-- BEGIN RECORD SET --

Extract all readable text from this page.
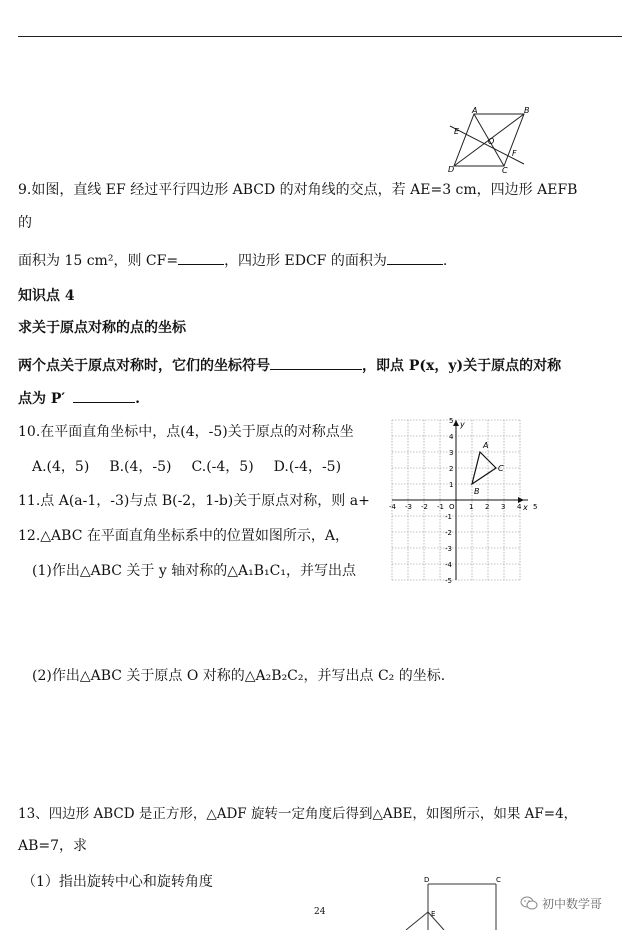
A	B
E
O
F
D	C
9.如图，直线 EF 经过平行四边形 ABCD 的对角线的交点，若 AE=3 cm，四边形 AEFB
的
面积为 15 cm²，则 CF=	，四边形 EDCF 的面积为	.
知识点 4
求关于原点对称的点的坐标
两个点关于原点对称时，它们的坐标符号	，即点 P(x，y)关于原点的对称
点为 P′	.
10.在平面直角坐标中，点(4，-5)关于原点的对称点坐
A.(4，5) B.(4，-5) C.(-4，5) D.(-4，-5)
11.点 A(a-1，-3)与点 B(-2，1-b)关于原点对称，则 a+
12.△ABC 在平面直角坐标系中的位置如图所示，A，
(1)作出△ABC 关于 y 轴对称的△A₁B₁C₁，并写出点
x
y
-4 -3 -2 -1 O 1 2 3 4 5
5
4
3
2
1
-1
-2
-3
-4
-5
A
B
C
(2)作出△ABC 关于原点 O 对称的△A₂B₂C₂，并写出点 C₂ 的坐标.
13、四边形 ABCD 是正方形，△ADF 旋转一定角度后得到△ABE，如图所示，如果 AF=4，
AB=7，求
（1）指出旋转中心和旋转角度	D	C
E
24
初中数学哥
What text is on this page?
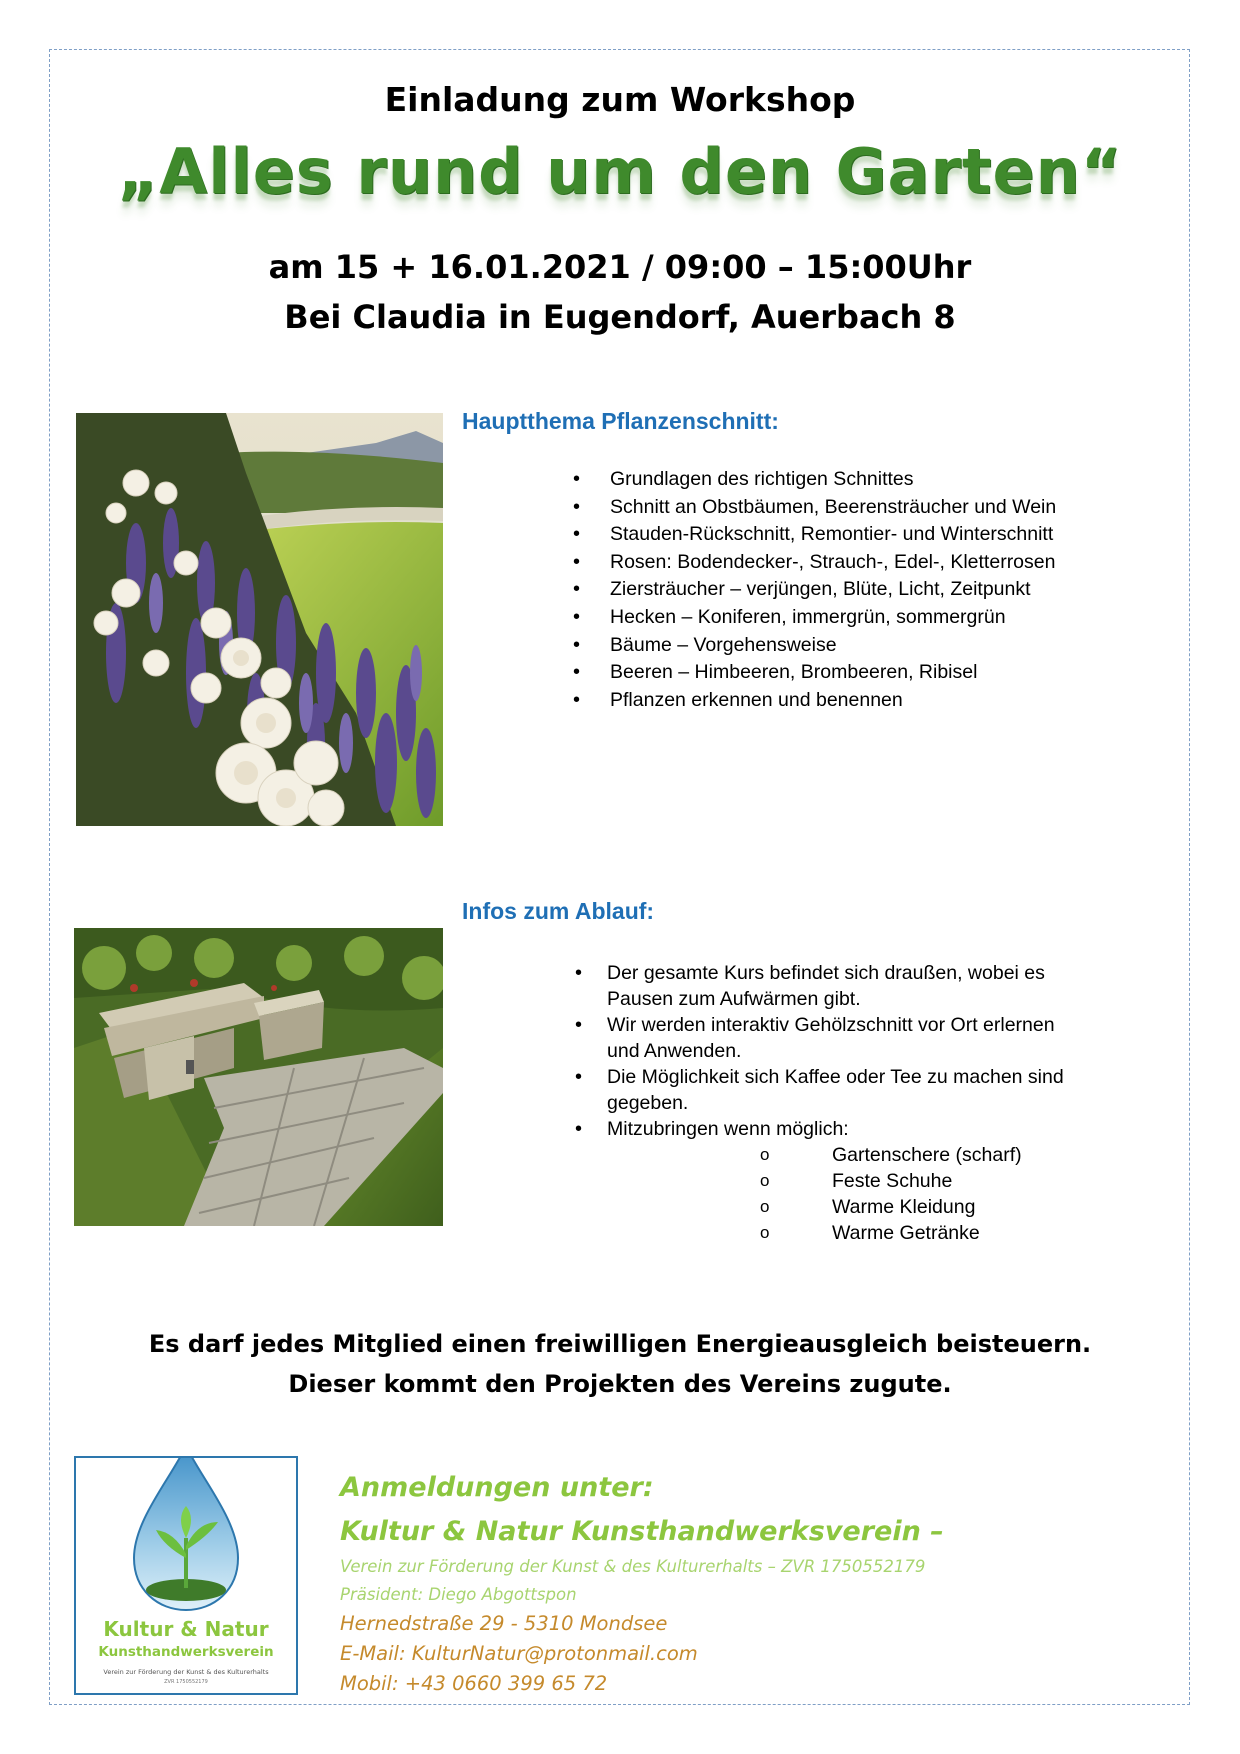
Einladung zum Workshop
„Alles rund um den Garten“
am 15 + 16.01.2021 / 09:00 – 15:00Uhr
Bei Claudia in Eugendorf, Auerbach 8
Hauptthema Pflanzenschnitt:
• Grundlagen des richtigen Schnittes
• Schnitt an Obstbäumen, Beerensträucher und Wein
• Stauden-Rückschnitt, Remontier- und Winterschnitt
• Rosen: Bodendecker-, Strauch-, Edel-, Kletterrosen
• Ziersträucher – verjüngen, Blüte, Licht, Zeitpunkt
• Hecken – Koniferen, immergrün, sommergrün
• Bäume – Vorgehensweise
• Beeren – Himbeeren, Brombeeren, Ribisel
• Pflanzen erkennen und benennen
Infos zum Ablauf:
• Der gesamte Kurs befindet sich draußen, wobei es Pausen zum Aufwärmen gibt.
• Wir werden interaktiv Gehölzschnitt vor Ort erlernen und Anwenden.
• Die Möglichkeit sich Kaffee oder Tee zu machen sind gegeben.
• Mitzubringen wenn möglich:
o Gartenschere (scharf)
o Feste Schuhe
o Warme Kleidung
o Warme Getränke
Es darf jedes Mitglied einen freiwilligen Energieausgleich beisteuern.
Dieser kommt den Projekten des Vereins zugute.
Kultur & Natur
Kunsthandwerksverein
Verein zur Förderung der Kunst & des Kulturerhalts
ZVR 1750552179
Anmeldungen unter:
Kultur & Natur Kunsthandwerksverein –
Verein zur Förderung der Kunst & des Kulturerhalts – ZVR 1750552179
Präsident: Diego Abgottspon
Hernedstraße 29 - 5310 Mondsee
E-Mail: KulturNatur@protonmail.com
Mobil: +43 0660 399 65 72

-- END RECORD SET --

* **AIM OF THE EXERCISE**: Show every line of the records above that contains the word "Kunsthandwerksverein".

* **ANSWER FOR THIS EXERCISE**:
Kunsthandwerksverein
Kultur & Natur Kunsthandwerksverein –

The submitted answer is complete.